INSTRUCTIONS TO FOLLOW>
Word for word, restate every line of the material.

DATA TO USE>
-=-=-=-=-

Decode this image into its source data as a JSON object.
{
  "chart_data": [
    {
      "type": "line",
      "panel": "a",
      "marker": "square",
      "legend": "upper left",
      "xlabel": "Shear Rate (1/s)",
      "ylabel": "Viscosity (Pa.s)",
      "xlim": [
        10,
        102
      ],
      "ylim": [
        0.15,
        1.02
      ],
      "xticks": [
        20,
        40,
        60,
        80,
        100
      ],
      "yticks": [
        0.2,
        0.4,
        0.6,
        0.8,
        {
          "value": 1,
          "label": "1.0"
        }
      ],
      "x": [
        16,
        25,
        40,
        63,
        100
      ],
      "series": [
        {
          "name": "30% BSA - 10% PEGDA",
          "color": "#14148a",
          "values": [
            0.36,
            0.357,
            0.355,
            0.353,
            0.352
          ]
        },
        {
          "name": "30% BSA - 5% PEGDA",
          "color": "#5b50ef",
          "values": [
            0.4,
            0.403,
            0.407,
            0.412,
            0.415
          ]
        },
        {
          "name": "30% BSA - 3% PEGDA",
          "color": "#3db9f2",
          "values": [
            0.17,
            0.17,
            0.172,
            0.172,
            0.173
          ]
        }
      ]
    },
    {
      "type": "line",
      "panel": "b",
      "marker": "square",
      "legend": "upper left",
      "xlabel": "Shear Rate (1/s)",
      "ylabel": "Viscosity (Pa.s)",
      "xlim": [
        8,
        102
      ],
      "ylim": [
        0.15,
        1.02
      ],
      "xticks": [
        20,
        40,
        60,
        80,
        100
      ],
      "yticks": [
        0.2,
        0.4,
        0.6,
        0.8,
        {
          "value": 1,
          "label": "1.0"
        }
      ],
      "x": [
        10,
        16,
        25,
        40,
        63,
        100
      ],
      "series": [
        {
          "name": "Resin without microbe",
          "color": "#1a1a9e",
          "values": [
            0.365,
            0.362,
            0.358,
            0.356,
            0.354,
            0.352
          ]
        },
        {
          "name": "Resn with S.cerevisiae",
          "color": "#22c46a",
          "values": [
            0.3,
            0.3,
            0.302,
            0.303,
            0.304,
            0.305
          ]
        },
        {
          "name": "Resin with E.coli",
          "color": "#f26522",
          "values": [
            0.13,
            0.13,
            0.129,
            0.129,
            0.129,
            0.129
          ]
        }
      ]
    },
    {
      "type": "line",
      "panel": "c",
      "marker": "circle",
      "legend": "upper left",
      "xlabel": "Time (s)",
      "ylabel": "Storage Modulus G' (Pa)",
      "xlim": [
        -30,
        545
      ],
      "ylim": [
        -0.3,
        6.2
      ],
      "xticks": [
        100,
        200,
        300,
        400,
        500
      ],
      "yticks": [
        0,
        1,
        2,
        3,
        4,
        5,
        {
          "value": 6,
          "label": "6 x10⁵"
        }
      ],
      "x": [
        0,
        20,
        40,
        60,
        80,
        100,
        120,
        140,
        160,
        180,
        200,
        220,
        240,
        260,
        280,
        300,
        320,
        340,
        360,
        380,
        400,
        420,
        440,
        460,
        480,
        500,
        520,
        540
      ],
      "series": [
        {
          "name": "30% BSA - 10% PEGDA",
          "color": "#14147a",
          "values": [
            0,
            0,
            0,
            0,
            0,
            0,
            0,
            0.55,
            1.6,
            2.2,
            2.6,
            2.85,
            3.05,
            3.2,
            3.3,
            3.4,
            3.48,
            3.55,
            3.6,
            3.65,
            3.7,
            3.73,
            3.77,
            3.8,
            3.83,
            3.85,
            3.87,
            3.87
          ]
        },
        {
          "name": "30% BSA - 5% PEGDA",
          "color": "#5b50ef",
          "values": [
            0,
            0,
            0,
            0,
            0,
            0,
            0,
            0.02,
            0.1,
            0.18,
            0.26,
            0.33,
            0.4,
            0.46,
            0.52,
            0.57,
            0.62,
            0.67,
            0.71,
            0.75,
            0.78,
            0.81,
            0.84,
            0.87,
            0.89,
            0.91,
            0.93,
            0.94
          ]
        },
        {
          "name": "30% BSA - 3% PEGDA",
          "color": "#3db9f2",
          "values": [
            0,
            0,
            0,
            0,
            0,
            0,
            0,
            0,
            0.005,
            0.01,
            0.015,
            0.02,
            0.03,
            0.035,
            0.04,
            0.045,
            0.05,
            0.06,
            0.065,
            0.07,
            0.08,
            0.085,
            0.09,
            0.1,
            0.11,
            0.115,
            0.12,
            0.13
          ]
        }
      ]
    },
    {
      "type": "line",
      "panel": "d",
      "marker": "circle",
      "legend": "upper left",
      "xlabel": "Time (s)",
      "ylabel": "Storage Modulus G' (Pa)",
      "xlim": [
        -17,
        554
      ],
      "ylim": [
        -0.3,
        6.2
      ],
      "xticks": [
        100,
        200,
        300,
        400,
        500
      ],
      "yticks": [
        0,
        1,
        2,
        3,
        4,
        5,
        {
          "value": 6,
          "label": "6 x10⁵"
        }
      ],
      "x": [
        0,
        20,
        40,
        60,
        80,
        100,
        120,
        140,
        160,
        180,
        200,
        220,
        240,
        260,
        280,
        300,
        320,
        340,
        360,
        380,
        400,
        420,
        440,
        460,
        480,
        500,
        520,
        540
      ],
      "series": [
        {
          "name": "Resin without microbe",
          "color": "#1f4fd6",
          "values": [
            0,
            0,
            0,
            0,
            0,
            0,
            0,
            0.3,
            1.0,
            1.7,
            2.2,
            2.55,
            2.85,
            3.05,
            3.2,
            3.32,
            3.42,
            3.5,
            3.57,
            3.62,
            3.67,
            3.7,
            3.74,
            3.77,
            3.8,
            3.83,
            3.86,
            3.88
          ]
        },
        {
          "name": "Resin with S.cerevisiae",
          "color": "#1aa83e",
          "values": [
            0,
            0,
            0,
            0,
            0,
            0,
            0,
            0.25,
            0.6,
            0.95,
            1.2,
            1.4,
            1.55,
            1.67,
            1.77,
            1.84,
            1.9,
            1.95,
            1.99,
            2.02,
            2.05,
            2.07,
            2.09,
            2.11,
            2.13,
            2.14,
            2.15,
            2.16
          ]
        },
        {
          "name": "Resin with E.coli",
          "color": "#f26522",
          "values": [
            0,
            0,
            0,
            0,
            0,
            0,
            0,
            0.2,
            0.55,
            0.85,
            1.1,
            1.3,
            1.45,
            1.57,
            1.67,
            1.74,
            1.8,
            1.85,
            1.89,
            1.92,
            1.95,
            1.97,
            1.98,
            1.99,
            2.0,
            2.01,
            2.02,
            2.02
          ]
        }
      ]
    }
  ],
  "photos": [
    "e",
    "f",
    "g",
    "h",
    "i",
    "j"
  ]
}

-=-=-=-=-

RESULT BELOW>
Decode this image into its source data as a JSON object.
{
  "chart_data": [
    {
      "type": "line",
      "panel": "a",
      "marker": "square",
      "legend": "upper left",
      "xlabel": "Shear Rate (1/s)",
      "ylabel": "Viscosity (Pa.s)",
      "xlim": [
        10,
        102
      ],
      "ylim": [
        0.15,
        1.02
      ],
      "xticks": [
        20,
        40,
        60,
        80,
        100
      ],
      "yticks": [
        0.2,
        0.4,
        0.6,
        0.8,
        {
          "value": 1,
          "label": "1.0"
        }
      ],
      "x": [
        16,
        25,
        40,
        63,
        100
      ],
      "series": [
        {
          "name": "30% BSA - 10% PEGDA",
          "color": "#14148a",
          "values": [
            0.36,
            0.357,
            0.355,
            0.353,
            0.352
          ]
        },
        {
          "name": "30% BSA - 5% PEGDA",
          "color": "#5b50ef",
          "values": [
            0.4,
            0.403,
            0.407,
            0.412,
            0.415
          ]
        },
        {
          "name": "30% BSA - 3% PEGDA",
          "color": "#3db9f2",
          "values": [
            0.17,
            0.17,
            0.172,
            0.172,
            0.173
          ]
        }
      ]
    },
    {
      "type": "line",
      "panel": "b",
      "marker": "square",
      "legend": "upper left",
      "xlabel": "Shear Rate (1/s)",
      "ylabel": "Viscosity (Pa.s)",
      "xlim": [
        8,
        102
      ],
      "ylim": [
        0.15,
        1.02
      ],
      "xticks": [
        20,
        40,
        60,
        80,
        100
      ],
      "yticks": [
        0.2,
        0.4,
        0.6,
        0.8,
        {
          "value": 1,
          "label": "1.0"
        }
      ],
      "x": [
        10,
        16,
        25,
        40,
        63,
        100
      ],
      "series": [
        {
          "name": "Resin without microbe",
          "color": "#1a1a9e",
          "values": [
            0.365,
            0.362,
            0.358,
            0.356,
            0.354,
            0.352
          ]
        },
        {
          "name": "Resn with S.cerevisiae",
          "color": "#22c46a",
          "values": [
            0.3,
            0.3,
            0.302,
            0.303,
            0.304,
            0.305
          ]
        },
        {
          "name": "Resin with E.coli",
          "color": "#f26522",
          "values": [
            0.13,
            0.13,
            0.129,
            0.129,
            0.129,
            0.129
          ]
        }
      ]
    },
    {
      "type": "line",
      "panel": "c",
      "marker": "circle",
      "legend": "upper left",
      "xlabel": "Time (s)",
      "ylabel": "Storage Modulus G' (Pa)",
      "xlim": [
        -30,
        545
      ],
      "ylim": [
        -0.3,
        6.2
      ],
      "xticks": [
        100,
        200,
        300,
        400,
        500
      ],
      "yticks": [
        0,
        1,
        2,
        3,
        4,
        5,
        {
          "value": 6,
          "label": "6 x10⁵"
        }
      ],
      "x": [
        0,
        20,
        40,
        60,
        80,
        100,
        120,
        140,
        160,
        180,
        200,
        220,
        240,
        260,
        280,
        300,
        320,
        340,
        360,
        380,
        400,
        420,
        440,
        460,
        480,
        500,
        520,
        540
      ],
      "series": [
        {
          "name": "30% BSA - 10% PEGDA",
          "color": "#14147a",
          "values": [
            0,
            0,
            0,
            0,
            0,
            0,
            0,
            0.55,
            1.6,
            2.2,
            2.6,
            2.85,
            3.05,
            3.2,
            3.3,
            3.4,
            3.48,
            3.55,
            3.6,
            3.65,
            3.7,
            3.73,
            3.77,
            3.8,
            3.83,
            3.85,
            3.87,
            3.87
          ]
        },
        {
          "name": "30% BSA - 5% PEGDA",
          "color": "#5b50ef",
          "values": [
            0,
            0,
            0,
            0,
            0,
            0,
            0,
            0.02,
            0.1,
            0.18,
            0.26,
            0.33,
            0.4,
            0.46,
            0.52,
            0.57,
            0.62,
            0.67,
            0.71,
            0.75,
            0.78,
            0.81,
            0.84,
            0.87,
            0.89,
            0.91,
            0.93,
            0.94
          ]
        },
        {
          "name": "30% BSA - 3% PEGDA",
          "color": "#3db9f2",
          "values": [
            0,
            0,
            0,
            0,
            0,
            0,
            0,
            0,
            0.005,
            0.01,
            0.015,
            0.02,
            0.03,
            0.035,
            0.04,
            0.045,
            0.05,
            0.06,
            0.065,
            0.07,
            0.08,
            0.085,
            0.09,
            0.1,
            0.11,
            0.115,
            0.12,
            0.13
          ]
        }
      ]
    },
    {
      "type": "line",
      "panel": "d",
      "marker": "circle",
      "legend": "upper left",
      "xlabel": "Time (s)",
      "ylabel": "Storage Modulus G' (Pa)",
      "xlim": [
        -17,
        554
      ],
      "ylim": [
        -0.3,
        6.2
      ],
      "xticks": [
        100,
        200,
        300,
        400,
        500
      ],
      "yticks": [
        0,
        1,
        2,
        3,
        4,
        5,
        {
          "value": 6,
          "label": "6 x10⁵"
        }
      ],
      "x": [
        0,
        20,
        40,
        60,
        80,
        100,
        120,
        140,
        160,
        180,
        200,
        220,
        240,
        260,
        280,
        300,
        320,
        340,
        360,
        380,
        400,
        420,
        440,
        460,
        480,
        500,
        520,
        540
      ],
      "series": [
        {
          "name": "Resin without microbe",
          "color": "#1f4fd6",
          "values": [
            0,
            0,
            0,
            0,
            0,
            0,
            0,
            0.3,
            1.0,
            1.7,
            2.2,
            2.55,
            2.85,
            3.05,
            3.2,
            3.32,
            3.42,
            3.5,
            3.57,
            3.62,
            3.67,
            3.7,
            3.74,
            3.77,
            3.8,
            3.83,
            3.86,
            3.88
          ]
        },
        {
          "name": "Resin with S.cerevisiae",
          "color": "#1aa83e",
          "values": [
            0,
            0,
            0,
            0,
            0,
            0,
            0,
            0.25,
            0.6,
            0.95,
            1.2,
            1.4,
            1.55,
            1.67,
            1.77,
            1.84,
            1.9,
            1.95,
            1.99,
            2.02,
            2.05,
            2.07,
            2.09,
            2.11,
            2.13,
            2.14,
            2.15,
            2.16
          ]
        },
        {
          "name": "Resin with E.coli",
          "color": "#f26522",
          "values": [
            0,
            0,
            0,
            0,
            0,
            0,
            0,
            0.2,
            0.55,
            0.85,
            1.1,
            1.3,
            1.45,
            1.57,
            1.67,
            1.74,
            1.8,
            1.85,
            1.89,
            1.92,
            1.95,
            1.97,
            1.98,
            1.99,
            2.0,
            2.01,
            2.02,
            2.02
          ]
        }
      ]
    }
  ],
  "photos": [
    "e",
    "f",
    "g",
    "h",
    "i",
    "j"
  ]
}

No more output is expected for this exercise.